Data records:
────────

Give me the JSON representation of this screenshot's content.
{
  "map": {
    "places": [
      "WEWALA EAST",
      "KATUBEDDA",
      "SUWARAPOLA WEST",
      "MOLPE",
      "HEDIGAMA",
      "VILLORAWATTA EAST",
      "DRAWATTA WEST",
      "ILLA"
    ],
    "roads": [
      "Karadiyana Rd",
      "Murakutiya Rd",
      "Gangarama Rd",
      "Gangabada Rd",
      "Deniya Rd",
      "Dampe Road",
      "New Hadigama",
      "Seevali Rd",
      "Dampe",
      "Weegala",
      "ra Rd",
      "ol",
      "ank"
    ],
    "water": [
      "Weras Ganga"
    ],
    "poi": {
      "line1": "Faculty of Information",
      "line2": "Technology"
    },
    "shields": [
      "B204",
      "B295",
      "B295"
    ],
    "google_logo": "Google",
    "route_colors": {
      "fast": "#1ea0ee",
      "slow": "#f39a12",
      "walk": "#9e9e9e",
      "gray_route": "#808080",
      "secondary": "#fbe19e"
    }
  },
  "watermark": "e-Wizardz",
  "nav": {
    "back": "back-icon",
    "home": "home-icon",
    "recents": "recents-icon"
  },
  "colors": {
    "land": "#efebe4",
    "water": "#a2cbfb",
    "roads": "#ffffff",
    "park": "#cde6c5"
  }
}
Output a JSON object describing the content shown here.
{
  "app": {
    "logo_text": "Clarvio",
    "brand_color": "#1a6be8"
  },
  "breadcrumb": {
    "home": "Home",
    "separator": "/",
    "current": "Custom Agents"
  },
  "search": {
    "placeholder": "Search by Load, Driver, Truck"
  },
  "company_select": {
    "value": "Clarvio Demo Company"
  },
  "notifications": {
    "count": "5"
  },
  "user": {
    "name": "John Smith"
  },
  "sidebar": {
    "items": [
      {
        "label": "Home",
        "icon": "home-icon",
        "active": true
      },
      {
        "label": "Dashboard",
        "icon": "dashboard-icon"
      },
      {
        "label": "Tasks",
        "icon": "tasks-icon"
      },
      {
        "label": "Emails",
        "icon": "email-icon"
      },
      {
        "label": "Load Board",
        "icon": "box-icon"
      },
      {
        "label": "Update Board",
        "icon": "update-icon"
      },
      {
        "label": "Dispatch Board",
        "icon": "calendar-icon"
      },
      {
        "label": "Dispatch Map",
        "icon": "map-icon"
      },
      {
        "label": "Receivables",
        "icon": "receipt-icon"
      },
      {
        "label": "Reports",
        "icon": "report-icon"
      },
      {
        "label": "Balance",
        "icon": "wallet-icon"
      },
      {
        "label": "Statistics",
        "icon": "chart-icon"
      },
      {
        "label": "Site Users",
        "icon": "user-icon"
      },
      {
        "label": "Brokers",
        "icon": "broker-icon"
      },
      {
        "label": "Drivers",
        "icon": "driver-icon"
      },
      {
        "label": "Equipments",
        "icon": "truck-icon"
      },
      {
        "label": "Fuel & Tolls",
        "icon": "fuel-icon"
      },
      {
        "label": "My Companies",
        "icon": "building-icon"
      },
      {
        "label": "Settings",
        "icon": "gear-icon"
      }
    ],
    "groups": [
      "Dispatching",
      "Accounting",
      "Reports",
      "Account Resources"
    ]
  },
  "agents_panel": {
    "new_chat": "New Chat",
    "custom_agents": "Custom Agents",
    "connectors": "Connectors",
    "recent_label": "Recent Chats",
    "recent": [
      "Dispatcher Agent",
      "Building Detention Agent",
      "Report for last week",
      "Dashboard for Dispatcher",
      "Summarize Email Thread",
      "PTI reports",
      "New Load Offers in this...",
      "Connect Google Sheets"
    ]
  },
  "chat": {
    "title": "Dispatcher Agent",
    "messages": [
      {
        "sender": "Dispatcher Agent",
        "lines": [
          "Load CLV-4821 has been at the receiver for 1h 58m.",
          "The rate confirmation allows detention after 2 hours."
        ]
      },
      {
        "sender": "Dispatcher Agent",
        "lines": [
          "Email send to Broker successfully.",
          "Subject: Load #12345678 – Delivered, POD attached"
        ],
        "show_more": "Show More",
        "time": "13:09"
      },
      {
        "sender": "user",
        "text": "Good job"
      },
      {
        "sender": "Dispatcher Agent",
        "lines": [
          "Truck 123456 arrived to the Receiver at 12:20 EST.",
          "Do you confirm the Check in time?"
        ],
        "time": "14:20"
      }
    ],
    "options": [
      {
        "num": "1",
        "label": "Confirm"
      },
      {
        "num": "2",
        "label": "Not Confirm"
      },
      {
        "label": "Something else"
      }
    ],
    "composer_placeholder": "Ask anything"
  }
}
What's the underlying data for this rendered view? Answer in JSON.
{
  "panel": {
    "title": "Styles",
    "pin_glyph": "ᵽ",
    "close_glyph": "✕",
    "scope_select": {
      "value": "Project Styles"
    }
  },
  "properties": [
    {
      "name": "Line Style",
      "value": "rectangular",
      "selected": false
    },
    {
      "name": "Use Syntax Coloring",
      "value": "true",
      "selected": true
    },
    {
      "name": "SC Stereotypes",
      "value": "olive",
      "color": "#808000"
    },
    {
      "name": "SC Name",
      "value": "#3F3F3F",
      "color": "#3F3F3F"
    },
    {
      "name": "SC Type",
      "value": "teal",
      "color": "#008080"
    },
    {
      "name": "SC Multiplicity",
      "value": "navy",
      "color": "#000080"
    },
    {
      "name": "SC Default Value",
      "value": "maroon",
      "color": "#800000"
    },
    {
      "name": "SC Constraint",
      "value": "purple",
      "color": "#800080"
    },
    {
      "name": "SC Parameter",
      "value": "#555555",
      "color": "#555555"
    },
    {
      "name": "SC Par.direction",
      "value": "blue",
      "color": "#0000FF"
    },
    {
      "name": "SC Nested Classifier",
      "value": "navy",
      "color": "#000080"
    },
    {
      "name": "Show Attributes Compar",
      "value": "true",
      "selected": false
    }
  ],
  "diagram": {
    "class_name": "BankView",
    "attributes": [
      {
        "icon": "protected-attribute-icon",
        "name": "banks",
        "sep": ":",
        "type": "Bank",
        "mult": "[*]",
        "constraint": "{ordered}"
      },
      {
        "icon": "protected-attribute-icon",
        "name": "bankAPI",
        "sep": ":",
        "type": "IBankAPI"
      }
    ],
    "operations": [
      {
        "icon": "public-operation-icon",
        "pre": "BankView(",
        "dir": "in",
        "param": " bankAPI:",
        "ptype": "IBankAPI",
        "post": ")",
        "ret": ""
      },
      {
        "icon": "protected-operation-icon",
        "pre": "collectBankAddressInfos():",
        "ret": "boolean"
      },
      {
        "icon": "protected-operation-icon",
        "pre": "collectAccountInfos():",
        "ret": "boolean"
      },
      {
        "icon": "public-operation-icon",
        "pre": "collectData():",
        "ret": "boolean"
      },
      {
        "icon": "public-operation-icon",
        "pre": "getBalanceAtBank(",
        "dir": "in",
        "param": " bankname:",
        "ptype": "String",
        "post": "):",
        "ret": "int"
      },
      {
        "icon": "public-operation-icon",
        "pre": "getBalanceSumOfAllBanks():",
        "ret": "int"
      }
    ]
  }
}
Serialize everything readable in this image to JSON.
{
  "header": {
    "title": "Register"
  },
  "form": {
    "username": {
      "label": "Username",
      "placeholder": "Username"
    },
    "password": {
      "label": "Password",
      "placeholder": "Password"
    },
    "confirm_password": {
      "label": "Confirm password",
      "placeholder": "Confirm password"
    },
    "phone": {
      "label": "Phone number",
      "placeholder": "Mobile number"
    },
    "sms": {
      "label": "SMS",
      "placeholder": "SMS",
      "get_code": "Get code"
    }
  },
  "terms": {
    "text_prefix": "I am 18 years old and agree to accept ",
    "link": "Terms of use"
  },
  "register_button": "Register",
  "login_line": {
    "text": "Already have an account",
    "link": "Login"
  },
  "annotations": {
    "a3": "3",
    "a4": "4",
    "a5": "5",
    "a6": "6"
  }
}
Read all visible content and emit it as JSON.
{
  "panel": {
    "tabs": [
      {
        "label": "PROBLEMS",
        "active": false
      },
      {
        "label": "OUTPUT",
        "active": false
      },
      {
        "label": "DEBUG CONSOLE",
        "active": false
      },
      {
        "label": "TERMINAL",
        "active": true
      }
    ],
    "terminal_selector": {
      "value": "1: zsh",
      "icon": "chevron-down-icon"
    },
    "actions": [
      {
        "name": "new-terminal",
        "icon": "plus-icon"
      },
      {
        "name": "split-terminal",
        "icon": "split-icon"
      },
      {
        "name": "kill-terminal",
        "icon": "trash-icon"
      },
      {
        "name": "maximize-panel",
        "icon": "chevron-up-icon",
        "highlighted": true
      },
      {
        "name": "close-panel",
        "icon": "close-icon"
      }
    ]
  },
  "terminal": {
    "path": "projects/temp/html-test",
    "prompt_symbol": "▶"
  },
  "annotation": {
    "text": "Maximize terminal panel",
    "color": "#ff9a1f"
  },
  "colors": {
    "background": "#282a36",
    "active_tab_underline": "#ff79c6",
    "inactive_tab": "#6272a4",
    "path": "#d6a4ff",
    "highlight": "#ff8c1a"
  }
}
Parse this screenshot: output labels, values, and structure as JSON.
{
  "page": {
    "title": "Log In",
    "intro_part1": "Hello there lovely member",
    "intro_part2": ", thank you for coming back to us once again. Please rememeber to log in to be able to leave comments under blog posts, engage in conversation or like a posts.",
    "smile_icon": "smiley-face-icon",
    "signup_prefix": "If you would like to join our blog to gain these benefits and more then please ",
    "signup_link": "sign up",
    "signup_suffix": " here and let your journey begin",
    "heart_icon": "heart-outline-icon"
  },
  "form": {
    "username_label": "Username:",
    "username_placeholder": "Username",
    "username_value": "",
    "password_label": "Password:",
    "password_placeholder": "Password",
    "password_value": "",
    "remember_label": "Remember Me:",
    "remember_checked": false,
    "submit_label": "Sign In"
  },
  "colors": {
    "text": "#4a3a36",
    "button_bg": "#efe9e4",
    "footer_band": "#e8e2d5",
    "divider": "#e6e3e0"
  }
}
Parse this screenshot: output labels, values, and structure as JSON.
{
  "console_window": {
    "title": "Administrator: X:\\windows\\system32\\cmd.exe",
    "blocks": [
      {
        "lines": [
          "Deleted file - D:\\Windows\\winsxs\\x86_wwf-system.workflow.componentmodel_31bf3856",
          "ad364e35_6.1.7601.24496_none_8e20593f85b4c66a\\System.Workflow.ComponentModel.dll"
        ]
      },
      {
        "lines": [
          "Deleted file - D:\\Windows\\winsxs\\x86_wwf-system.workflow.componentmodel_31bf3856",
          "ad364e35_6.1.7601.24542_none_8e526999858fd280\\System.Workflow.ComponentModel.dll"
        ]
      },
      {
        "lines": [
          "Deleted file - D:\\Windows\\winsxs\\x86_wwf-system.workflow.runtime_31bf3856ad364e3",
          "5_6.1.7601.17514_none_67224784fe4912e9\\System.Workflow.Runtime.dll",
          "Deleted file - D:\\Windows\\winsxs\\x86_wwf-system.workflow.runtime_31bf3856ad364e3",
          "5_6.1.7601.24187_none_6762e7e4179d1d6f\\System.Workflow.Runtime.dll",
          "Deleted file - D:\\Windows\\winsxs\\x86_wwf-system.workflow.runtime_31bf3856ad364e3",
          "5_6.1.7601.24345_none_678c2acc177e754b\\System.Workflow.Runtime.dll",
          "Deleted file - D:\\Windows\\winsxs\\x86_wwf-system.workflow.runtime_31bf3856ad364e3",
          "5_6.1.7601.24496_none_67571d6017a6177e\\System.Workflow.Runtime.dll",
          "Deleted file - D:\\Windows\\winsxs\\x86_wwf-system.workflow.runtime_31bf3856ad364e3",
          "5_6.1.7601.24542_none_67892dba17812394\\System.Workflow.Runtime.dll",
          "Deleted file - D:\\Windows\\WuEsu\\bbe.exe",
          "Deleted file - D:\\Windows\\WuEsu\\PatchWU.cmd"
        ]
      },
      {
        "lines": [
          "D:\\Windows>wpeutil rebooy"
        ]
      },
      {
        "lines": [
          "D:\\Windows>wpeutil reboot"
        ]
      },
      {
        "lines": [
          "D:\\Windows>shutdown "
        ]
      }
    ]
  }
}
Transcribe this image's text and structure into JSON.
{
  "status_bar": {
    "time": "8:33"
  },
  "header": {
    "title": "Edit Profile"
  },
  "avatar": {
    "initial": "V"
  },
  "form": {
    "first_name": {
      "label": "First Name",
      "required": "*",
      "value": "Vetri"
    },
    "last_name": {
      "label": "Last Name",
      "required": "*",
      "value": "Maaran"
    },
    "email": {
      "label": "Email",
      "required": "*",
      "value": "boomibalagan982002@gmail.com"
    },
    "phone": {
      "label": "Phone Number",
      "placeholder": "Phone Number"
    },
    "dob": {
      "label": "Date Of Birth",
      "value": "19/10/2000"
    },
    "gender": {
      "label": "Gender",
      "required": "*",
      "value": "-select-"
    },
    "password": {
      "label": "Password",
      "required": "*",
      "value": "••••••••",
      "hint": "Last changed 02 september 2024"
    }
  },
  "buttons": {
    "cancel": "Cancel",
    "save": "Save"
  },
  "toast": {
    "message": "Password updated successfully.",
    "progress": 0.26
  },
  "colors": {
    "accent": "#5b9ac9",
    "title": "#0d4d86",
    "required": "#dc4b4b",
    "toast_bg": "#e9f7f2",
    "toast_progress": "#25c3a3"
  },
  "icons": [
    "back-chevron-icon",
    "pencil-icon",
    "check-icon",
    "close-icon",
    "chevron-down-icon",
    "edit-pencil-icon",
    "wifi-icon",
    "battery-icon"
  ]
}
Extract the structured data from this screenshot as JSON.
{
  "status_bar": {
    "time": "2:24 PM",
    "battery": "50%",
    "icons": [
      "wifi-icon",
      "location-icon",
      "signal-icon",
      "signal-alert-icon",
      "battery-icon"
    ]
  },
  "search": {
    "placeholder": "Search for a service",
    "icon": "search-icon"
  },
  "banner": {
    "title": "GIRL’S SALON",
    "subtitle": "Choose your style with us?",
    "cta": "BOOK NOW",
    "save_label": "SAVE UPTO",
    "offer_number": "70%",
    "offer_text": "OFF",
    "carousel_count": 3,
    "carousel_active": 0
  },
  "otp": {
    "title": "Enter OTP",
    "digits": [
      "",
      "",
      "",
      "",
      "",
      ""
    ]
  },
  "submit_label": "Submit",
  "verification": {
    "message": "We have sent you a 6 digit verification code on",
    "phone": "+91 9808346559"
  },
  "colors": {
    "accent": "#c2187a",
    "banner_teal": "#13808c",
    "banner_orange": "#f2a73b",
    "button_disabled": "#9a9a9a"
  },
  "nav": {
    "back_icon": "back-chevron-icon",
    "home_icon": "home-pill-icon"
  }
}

────────

_Task_
Count each line of the entries that holds the word "image", then state the total and nothing more.

_Exercise solution_
2